Print each of the entries exactly, leaving nothing out.

> Data lines
^^^^^^^^^^^^^^^^
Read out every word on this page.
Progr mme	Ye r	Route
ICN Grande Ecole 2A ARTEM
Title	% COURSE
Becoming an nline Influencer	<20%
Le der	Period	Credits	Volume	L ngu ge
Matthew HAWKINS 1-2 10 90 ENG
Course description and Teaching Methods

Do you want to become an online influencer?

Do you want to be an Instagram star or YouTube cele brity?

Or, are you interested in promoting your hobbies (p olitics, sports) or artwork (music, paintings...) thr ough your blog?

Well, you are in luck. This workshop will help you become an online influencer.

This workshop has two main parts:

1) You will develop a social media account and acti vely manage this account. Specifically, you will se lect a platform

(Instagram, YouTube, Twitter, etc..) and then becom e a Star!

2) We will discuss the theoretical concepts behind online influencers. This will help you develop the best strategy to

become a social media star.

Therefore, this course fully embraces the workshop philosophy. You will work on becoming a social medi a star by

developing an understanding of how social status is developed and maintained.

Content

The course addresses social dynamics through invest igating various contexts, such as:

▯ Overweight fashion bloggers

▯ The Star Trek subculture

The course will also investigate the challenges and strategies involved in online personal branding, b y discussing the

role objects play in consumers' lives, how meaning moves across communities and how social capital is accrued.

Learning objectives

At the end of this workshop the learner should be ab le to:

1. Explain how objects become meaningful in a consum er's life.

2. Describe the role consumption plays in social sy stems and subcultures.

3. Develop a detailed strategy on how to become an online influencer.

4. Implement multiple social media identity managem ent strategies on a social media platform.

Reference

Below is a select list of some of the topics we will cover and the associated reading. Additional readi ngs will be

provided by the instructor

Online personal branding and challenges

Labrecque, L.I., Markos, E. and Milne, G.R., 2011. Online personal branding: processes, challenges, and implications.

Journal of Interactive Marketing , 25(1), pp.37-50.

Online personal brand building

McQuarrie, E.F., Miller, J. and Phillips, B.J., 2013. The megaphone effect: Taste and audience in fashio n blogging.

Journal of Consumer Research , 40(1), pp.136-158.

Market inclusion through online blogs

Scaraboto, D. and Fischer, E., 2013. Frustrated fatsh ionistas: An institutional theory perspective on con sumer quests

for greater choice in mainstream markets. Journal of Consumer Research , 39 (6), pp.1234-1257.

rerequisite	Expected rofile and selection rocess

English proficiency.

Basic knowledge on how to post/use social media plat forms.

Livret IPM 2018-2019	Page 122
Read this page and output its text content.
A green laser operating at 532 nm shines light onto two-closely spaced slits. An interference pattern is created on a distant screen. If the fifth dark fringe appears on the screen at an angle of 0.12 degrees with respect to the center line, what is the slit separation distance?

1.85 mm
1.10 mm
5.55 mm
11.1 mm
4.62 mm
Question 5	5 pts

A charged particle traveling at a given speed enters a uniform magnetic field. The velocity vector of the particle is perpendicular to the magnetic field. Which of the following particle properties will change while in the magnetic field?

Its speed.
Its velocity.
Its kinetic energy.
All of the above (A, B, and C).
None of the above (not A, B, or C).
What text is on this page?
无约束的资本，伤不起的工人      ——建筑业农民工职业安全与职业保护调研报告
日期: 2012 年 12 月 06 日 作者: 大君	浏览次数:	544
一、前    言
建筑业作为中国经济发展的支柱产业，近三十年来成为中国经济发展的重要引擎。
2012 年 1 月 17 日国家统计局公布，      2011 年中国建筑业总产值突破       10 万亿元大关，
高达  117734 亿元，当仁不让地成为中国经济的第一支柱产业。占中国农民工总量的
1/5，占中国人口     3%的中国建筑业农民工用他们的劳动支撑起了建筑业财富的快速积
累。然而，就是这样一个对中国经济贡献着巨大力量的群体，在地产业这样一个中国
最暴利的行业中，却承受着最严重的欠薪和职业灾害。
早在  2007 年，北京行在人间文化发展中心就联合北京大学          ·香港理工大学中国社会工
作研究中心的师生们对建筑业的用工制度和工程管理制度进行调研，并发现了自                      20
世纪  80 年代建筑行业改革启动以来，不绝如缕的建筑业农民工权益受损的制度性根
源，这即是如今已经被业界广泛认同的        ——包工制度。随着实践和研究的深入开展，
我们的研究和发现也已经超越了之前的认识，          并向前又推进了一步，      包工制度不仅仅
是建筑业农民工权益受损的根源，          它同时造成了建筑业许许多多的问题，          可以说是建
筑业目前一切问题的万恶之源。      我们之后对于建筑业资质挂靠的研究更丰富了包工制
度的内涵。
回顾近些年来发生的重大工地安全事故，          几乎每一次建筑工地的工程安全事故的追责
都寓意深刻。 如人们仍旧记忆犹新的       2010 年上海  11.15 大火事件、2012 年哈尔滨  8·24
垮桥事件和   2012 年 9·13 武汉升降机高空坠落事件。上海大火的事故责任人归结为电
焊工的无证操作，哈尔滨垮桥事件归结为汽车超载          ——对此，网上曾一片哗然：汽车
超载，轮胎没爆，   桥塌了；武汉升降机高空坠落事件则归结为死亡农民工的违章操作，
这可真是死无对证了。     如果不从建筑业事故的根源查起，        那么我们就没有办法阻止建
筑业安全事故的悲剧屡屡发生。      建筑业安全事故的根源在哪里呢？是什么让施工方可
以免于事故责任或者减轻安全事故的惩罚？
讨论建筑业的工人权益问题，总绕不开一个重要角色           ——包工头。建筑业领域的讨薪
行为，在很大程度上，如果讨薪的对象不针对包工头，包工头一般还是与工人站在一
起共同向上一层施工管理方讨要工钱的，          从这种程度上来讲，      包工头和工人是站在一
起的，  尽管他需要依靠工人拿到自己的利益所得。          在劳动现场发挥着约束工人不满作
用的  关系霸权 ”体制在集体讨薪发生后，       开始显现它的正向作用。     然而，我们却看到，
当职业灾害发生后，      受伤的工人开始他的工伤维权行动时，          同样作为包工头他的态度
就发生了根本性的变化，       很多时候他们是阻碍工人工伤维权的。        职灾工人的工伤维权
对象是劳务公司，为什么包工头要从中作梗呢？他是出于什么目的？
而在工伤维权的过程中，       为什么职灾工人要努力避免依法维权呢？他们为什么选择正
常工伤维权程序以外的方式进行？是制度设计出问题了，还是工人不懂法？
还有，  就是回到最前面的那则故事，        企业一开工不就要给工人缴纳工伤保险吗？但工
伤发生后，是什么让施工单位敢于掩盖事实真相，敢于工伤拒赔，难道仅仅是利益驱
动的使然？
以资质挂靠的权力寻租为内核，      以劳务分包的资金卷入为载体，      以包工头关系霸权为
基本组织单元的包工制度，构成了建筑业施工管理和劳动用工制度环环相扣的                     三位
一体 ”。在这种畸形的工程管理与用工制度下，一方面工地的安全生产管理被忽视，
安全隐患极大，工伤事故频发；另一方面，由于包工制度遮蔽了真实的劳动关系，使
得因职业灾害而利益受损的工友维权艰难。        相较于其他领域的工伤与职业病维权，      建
^^^^^^^^^^^^^^^^
> Response
Read out every word on this page.
Progr mme	Ye r	Route
ICN Grande Ecole 2A ARTEM
Title	% COURSE
Becoming an nline Influencer	<20%
Le der	Period	Credits	Volume	L ngu ge
Matthew HAWKINS 1-2 10 90 ENG
Course description and Teaching Methods

Do you want to become an online influencer?

Do you want to be an Instagram star or YouTube cele brity?

Or, are you interested in promoting your hobbies (p olitics, sports) or artwork (music, paintings...) thr ough your blog?

Well, you are in luck. This workshop will help you become an online influencer.

This workshop has two main parts:

1) You will develop a social media account and acti vely manage this account. Specifically, you will se lect a platform

(Instagram, YouTube, Twitter, etc..) and then becom e a Star!

2) We will discuss the theoretical concepts behind online influencers. This will help you develop the best strategy to

become a social media star.

Therefore, this course fully embraces the workshop philosophy. You will work on becoming a social medi a star by

developing an understanding of how social status is developed and maintained.

Content

The course addresses social dynamics through invest igating various contexts, such as:

▯ Overweight fashion bloggers

▯ The Star Trek subculture

The course will also investigate the challenges and strategies involved in online personal branding, b y discussing the

role objects play in consumers' lives, how meaning moves across communities and how social capital is accrued.

Learning objectives

At the end of this workshop the learner should be ab le to:

1. Explain how objects become meaningful in a consum er's life.

2. Describe the role consumption plays in social sy stems and subcultures.

3. Develop a detailed strategy on how to become an online influencer.

4. Implement multiple social media identity managem ent strategies on a social media platform.

Reference

Below is a select list of some of the topics we will cover and the associated reading. Additional readi ngs will be

provided by the instructor

Online personal branding and challenges

Labrecque, L.I., Markos, E. and Milne, G.R., 2011. Online personal branding: processes, challenges, and implications.

Journal of Interactive Marketing , 25(1), pp.37-50.

Online personal brand building

McQuarrie, E.F., Miller, J. and Phillips, B.J., 2013. The megaphone effect: Taste and audience in fashio n blogging.

Journal of Consumer Research , 40(1), pp.136-158.

Market inclusion through online blogs

Scaraboto, D. and Fischer, E., 2013. Frustrated fatsh ionistas: An institutional theory perspective on con sumer quests

for greater choice in mainstream markets. Journal of Consumer Research , 39 (6), pp.1234-1257.

rerequisite	Expected rofile and selection rocess

English proficiency.

Basic knowledge on how to post/use social media plat forms.

Livret IPM 2018-2019	Page 122
Read this page and output its text content.
A green laser operating at 532 nm shines light onto two-closely spaced slits. An interference pattern is created on a distant screen. If the fifth dark fringe appears on the screen at an angle of 0.12 degrees with respect to the center line, what is the slit separation distance?

1.85 mm
1.10 mm
5.55 mm
11.1 mm
4.62 mm
Question 5	5 pts

A charged particle traveling at a given speed enters a uniform magnetic field. The velocity vector of the particle is perpendicular to the magnetic field. Which of the following particle properties will change while in the magnetic field?

Its speed.
Its velocity.
Its kinetic energy.
All of the above (A, B, and C).
None of the above (not A, B, or C).
What text is on this page?
无约束的资本，伤不起的工人      ——建筑业农民工职业安全与职业保护调研报告
日期: 2012 年 12 月 06 日 作者: 大君	浏览次数:	544
一、前    言
建筑业作为中国经济发展的支柱产业，近三十年来成为中国经济发展的重要引擎。
2012 年 1 月 17 日国家统计局公布，      2011 年中国建筑业总产值突破       10 万亿元大关，
高达  117734 亿元，当仁不让地成为中国经济的第一支柱产业。占中国农民工总量的
1/5，占中国人口     3%的中国建筑业农民工用他们的劳动支撑起了建筑业财富的快速积
累。然而，就是这样一个对中国经济贡献着巨大力量的群体，在地产业这样一个中国
最暴利的行业中，却承受着最严重的欠薪和职业灾害。
早在  2007 年，北京行在人间文化发展中心就联合北京大学          ·香港理工大学中国社会工
作研究中心的师生们对建筑业的用工制度和工程管理制度进行调研，并发现了自                      20
世纪  80 年代建筑行业改革启动以来，不绝如缕的建筑业农民工权益受损的制度性根
源，这即是如今已经被业界广泛认同的        ——包工制度。随着实践和研究的深入开展，
我们的研究和发现也已经超越了之前的认识，          并向前又推进了一步，      包工制度不仅仅
是建筑业农民工权益受损的根源，          它同时造成了建筑业许许多多的问题，          可以说是建
筑业目前一切问题的万恶之源。      我们之后对于建筑业资质挂靠的研究更丰富了包工制
度的内涵。
回顾近些年来发生的重大工地安全事故，          几乎每一次建筑工地的工程安全事故的追责
都寓意深刻。 如人们仍旧记忆犹新的       2010 年上海  11.15 大火事件、2012 年哈尔滨  8·24
垮桥事件和   2012 年 9·13 武汉升降机高空坠落事件。上海大火的事故责任人归结为电
焊工的无证操作，哈尔滨垮桥事件归结为汽车超载          ——对此，网上曾一片哗然：汽车
超载，轮胎没爆，   桥塌了；武汉升降机高空坠落事件则归结为死亡农民工的违章操作，
这可真是死无对证了。     如果不从建筑业事故的根源查起，        那么我们就没有办法阻止建
筑业安全事故的悲剧屡屡发生。      建筑业安全事故的根源在哪里呢？是什么让施工方可
以免于事故责任或者减轻安全事故的惩罚？
讨论建筑业的工人权益问题，总绕不开一个重要角色           ——包工头。建筑业领域的讨薪
行为，在很大程度上，如果讨薪的对象不针对包工头，包工头一般还是与工人站在一
起共同向上一层施工管理方讨要工钱的，          从这种程度上来讲，      包工头和工人是站在一
起的，  尽管他需要依靠工人拿到自己的利益所得。          在劳动现场发挥着约束工人不满作
用的  关系霸权 ”体制在集体讨薪发生后，       开始显现它的正向作用。     然而，我们却看到，
当职业灾害发生后，      受伤的工人开始他的工伤维权行动时，          同样作为包工头他的态度
就发生了根本性的变化，       很多时候他们是阻碍工人工伤维权的。        职灾工人的工伤维权
对象是劳务公司，为什么包工头要从中作梗呢？他是出于什么目的？
而在工伤维权的过程中，       为什么职灾工人要努力避免依法维权呢？他们为什么选择正
常工伤维权程序以外的方式进行？是制度设计出问题了，还是工人不懂法？
还有，  就是回到最前面的那则故事，        企业一开工不就要给工人缴纳工伤保险吗？但工
伤发生后，是什么让施工单位敢于掩盖事实真相，敢于工伤拒赔，难道仅仅是利益驱
动的使然？
以资质挂靠的权力寻租为内核，      以劳务分包的资金卷入为载体，      以包工头关系霸权为
基本组织单元的包工制度，构成了建筑业施工管理和劳动用工制度环环相扣的                     三位
一体 ”。在这种畸形的工程管理与用工制度下，一方面工地的安全生产管理被忽视，
安全隐患极大，工伤事故频发；另一方面，由于包工制度遮蔽了真实的劳动关系，使
得因职业灾害而利益受损的工友维权艰难。        相较于其他领域的工伤与职业病维权，      建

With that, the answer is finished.